● **Set exercise**:
Locate each line below that includes "smoothed" and reproduce it.

Figure collection entries
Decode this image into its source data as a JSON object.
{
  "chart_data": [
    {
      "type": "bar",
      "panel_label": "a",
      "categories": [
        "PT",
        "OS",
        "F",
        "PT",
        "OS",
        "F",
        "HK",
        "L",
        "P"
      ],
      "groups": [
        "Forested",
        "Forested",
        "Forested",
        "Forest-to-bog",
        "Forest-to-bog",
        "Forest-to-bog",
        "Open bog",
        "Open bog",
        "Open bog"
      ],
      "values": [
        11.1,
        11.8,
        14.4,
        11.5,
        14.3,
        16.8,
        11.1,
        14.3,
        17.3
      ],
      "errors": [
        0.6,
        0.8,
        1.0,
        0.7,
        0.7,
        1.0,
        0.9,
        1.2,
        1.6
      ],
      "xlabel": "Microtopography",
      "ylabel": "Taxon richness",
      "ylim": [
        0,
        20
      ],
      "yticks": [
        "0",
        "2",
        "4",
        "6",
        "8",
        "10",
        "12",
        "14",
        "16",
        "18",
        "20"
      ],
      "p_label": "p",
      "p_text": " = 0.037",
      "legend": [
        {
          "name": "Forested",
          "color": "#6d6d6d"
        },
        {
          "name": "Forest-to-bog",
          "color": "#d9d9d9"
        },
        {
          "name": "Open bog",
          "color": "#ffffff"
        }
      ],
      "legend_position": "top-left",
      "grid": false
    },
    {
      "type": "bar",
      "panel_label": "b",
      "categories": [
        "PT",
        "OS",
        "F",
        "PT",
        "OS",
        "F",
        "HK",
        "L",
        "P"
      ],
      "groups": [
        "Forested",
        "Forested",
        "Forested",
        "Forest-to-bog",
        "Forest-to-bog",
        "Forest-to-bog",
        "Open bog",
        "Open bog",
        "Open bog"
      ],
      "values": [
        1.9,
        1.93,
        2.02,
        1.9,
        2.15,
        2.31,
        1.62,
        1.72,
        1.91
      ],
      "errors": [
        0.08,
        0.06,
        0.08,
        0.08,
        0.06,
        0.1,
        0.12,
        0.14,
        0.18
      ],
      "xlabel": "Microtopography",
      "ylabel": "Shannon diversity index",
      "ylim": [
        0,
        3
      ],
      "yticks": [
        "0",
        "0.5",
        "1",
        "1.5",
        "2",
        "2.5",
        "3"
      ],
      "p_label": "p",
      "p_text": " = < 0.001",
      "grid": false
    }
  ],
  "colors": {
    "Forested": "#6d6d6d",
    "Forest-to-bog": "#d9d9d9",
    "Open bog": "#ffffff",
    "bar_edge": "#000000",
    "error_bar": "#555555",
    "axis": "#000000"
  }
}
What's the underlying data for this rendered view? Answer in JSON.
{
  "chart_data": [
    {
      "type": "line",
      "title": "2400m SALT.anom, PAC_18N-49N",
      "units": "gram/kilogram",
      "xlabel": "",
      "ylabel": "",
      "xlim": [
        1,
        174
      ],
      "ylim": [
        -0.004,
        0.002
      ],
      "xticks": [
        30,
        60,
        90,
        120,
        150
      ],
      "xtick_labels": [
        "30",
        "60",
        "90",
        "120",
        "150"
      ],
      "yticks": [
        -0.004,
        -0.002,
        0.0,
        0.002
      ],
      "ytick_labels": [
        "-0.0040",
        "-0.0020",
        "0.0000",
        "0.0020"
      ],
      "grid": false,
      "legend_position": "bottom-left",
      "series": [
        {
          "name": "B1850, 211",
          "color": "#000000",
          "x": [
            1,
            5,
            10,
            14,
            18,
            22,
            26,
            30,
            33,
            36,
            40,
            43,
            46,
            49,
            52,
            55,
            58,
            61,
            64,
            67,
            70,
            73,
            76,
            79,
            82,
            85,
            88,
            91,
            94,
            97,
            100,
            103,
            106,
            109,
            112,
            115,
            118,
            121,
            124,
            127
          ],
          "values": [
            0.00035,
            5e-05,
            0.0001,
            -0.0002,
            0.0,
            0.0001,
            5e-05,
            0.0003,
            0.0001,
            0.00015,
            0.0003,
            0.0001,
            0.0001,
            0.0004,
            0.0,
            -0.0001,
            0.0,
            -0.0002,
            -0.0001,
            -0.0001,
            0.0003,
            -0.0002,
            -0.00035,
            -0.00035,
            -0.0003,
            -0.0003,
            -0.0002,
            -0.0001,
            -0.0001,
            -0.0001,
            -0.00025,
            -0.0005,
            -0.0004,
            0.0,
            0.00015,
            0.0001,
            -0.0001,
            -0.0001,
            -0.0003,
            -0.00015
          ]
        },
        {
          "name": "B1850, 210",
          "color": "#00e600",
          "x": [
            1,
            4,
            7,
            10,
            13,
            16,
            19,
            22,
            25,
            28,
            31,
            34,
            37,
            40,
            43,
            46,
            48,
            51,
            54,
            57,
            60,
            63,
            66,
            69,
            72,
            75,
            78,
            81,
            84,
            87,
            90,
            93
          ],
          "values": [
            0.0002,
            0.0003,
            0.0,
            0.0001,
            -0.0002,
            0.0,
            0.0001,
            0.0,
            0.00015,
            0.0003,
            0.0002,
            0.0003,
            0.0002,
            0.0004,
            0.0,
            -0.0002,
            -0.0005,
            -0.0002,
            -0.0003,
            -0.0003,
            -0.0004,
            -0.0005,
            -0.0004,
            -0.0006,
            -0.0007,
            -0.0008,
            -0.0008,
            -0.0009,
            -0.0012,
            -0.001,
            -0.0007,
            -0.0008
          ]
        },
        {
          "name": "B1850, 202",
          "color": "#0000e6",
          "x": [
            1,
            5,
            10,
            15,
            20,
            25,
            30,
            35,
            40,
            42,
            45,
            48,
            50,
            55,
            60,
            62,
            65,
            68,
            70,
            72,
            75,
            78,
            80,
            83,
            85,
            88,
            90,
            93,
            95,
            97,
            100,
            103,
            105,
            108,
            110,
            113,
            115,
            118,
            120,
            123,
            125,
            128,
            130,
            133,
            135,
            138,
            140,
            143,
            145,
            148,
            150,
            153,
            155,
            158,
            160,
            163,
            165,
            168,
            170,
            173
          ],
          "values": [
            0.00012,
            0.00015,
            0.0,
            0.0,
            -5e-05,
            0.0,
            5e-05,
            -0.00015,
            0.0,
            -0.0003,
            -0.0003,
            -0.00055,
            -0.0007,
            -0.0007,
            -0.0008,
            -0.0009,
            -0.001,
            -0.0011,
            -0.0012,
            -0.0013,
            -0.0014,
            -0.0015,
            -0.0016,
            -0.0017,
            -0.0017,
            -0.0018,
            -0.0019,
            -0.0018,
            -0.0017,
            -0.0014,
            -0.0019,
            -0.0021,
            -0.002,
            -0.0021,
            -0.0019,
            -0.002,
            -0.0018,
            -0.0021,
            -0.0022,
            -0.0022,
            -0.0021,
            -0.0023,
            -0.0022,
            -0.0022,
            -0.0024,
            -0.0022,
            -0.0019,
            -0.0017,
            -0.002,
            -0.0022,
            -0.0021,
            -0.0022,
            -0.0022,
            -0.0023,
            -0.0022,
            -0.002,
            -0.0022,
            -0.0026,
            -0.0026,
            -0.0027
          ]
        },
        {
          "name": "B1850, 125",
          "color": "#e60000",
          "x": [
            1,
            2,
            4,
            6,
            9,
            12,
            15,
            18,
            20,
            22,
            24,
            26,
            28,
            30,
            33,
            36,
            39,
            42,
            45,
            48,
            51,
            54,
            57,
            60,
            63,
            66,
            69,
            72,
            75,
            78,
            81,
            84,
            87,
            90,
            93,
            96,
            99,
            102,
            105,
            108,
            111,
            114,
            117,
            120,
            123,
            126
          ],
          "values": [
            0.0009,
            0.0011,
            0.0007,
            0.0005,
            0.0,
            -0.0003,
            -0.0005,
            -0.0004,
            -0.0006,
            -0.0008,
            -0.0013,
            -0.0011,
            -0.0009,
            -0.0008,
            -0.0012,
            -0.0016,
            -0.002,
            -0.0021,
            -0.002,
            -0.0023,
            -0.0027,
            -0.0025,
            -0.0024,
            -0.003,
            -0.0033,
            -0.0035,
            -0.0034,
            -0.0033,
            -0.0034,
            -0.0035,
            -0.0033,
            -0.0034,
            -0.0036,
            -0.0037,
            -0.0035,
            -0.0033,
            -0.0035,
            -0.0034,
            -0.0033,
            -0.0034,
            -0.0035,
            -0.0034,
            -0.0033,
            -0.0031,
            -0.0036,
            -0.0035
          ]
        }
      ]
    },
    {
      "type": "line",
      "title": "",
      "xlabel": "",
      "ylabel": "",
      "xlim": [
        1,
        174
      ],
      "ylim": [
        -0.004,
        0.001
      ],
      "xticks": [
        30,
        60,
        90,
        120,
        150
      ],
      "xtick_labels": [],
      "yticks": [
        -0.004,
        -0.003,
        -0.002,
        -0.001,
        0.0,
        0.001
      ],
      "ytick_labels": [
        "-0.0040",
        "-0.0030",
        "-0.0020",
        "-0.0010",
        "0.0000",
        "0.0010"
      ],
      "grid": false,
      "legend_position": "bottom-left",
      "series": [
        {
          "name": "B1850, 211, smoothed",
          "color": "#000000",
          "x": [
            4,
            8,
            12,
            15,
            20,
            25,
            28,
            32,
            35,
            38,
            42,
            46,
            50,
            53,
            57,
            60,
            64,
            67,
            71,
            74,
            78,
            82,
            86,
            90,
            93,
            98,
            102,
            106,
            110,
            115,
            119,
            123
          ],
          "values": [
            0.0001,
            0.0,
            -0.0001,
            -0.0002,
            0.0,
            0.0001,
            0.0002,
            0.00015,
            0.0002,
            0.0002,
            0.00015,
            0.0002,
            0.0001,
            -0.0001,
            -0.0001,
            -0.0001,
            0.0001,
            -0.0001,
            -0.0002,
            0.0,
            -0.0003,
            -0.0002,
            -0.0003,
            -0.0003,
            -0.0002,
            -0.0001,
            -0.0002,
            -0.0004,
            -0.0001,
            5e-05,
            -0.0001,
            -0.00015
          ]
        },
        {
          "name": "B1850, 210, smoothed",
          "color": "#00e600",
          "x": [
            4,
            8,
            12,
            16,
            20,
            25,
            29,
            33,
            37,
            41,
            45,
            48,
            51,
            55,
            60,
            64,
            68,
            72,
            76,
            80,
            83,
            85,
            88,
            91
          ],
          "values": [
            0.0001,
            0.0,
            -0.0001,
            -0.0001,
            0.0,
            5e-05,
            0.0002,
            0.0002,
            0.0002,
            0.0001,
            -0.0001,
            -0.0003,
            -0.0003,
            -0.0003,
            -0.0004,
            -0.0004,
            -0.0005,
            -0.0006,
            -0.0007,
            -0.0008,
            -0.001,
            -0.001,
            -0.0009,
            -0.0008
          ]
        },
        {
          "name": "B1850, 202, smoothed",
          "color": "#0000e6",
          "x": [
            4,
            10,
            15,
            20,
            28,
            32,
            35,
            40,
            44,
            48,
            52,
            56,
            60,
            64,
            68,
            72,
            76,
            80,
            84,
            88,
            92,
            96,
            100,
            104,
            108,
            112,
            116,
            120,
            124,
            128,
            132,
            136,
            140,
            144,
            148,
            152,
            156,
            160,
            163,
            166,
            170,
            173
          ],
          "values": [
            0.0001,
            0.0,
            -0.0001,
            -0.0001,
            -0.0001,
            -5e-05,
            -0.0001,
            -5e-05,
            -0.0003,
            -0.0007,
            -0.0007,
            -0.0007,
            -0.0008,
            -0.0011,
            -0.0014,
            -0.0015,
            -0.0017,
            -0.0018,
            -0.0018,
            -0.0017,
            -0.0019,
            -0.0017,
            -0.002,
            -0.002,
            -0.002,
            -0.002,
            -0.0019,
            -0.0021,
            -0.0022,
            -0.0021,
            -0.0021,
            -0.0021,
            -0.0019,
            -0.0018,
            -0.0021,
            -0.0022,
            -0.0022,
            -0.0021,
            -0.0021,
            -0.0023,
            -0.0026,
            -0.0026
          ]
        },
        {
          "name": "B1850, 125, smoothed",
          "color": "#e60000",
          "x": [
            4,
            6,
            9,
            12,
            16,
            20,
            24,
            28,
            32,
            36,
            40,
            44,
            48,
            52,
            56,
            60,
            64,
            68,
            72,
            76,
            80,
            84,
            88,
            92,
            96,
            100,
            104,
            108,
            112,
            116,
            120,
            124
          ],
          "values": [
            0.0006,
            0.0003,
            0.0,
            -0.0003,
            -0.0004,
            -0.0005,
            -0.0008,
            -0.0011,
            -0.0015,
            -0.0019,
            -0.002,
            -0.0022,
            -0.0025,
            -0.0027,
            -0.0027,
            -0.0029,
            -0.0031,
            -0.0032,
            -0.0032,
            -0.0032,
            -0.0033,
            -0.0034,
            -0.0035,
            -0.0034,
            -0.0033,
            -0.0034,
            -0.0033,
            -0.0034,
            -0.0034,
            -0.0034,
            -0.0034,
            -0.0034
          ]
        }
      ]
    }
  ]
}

● **Written answer**:
          "name": "B1850, 211, smoothed",
          "name": "B1850, 210, smoothed",
          "name": "B1850, 202, smoothed",
          "name": "B1850, 125, smoothed",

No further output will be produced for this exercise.